Start Exercise input
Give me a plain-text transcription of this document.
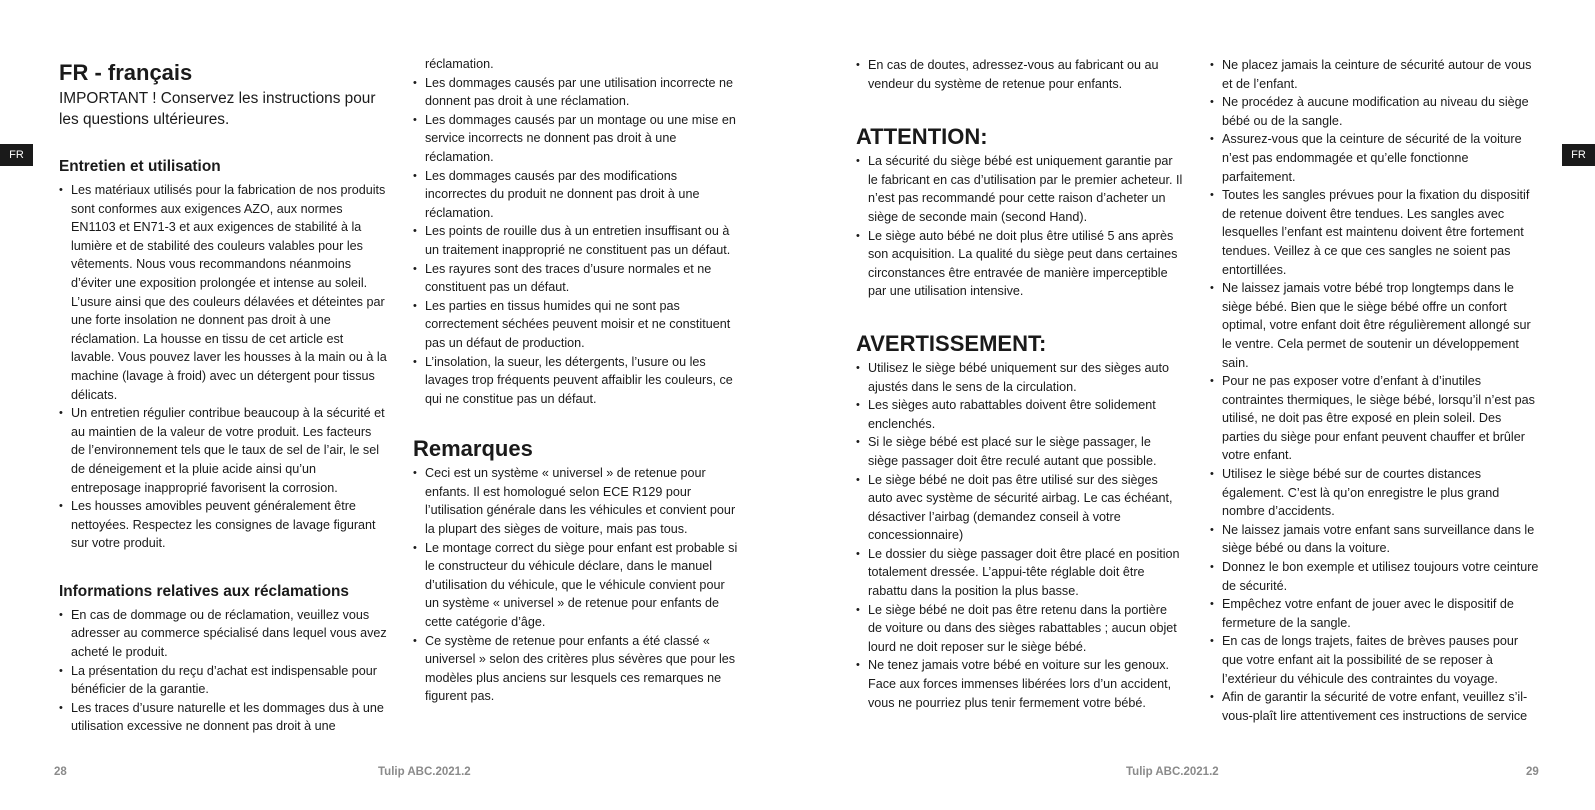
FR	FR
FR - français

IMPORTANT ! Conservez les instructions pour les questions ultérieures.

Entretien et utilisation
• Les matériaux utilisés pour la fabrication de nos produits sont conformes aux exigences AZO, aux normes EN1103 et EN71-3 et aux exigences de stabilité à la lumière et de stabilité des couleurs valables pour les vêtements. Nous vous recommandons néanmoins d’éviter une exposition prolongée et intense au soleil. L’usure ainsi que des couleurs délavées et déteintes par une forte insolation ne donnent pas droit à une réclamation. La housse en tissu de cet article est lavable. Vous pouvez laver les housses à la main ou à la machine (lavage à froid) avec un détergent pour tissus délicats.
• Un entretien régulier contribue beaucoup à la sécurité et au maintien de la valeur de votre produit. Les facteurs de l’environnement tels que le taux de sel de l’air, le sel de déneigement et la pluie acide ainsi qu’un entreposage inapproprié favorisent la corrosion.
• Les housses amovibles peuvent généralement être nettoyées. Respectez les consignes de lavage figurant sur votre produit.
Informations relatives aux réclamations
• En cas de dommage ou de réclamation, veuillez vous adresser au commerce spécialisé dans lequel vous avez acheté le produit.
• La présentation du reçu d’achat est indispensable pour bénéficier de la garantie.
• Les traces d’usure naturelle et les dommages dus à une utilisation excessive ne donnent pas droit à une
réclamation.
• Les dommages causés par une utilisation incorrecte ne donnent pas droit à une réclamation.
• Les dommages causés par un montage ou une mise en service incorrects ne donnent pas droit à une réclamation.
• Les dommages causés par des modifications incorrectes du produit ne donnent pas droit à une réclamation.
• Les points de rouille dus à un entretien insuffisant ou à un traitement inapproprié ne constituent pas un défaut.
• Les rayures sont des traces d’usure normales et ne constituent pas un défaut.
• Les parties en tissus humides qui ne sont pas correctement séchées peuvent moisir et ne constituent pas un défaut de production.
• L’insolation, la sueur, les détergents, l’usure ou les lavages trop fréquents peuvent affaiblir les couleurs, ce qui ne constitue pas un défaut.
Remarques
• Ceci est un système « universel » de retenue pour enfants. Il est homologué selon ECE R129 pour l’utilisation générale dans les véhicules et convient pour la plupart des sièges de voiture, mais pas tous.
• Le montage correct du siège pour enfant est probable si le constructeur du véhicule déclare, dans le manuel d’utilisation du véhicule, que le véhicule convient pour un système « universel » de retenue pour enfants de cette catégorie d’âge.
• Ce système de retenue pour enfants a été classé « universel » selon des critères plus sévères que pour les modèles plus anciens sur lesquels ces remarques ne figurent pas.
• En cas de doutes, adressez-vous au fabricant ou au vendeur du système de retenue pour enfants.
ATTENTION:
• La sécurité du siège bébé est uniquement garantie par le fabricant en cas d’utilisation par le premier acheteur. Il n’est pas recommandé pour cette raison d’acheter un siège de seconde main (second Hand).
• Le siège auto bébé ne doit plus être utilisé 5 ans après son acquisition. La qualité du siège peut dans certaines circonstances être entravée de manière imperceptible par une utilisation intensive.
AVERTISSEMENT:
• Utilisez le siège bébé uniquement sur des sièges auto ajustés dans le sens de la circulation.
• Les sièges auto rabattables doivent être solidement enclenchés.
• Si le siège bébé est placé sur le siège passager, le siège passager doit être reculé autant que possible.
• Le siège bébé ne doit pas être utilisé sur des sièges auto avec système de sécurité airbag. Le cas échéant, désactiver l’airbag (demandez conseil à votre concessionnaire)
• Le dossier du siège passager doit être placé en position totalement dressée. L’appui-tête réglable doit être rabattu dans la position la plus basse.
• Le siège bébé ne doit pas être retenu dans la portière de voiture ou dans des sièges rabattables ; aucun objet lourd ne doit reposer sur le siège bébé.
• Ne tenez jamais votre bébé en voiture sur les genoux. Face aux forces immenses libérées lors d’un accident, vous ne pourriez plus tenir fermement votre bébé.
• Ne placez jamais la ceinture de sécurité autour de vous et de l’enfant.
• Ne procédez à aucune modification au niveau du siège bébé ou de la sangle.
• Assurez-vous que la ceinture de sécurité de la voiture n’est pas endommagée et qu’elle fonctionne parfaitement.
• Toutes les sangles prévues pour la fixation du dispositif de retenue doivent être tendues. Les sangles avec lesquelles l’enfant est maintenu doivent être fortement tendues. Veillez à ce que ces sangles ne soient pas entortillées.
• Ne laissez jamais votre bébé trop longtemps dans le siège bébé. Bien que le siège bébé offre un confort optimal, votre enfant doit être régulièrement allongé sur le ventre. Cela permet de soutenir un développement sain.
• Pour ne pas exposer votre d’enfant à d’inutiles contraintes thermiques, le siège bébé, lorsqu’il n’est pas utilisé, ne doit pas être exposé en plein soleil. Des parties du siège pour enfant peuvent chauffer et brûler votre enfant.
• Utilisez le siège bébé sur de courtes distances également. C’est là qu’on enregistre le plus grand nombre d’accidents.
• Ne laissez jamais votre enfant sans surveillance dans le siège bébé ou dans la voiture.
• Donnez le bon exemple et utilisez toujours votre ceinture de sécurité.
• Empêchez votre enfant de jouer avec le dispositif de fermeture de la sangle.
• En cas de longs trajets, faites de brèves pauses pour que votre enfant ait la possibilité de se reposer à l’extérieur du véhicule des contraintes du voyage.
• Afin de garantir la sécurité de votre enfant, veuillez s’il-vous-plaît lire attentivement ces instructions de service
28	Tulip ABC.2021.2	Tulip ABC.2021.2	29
End Exercise input
### Goal
Tally the lines in the records above that contain the word "passager", and give only that number.

### Answer in full
2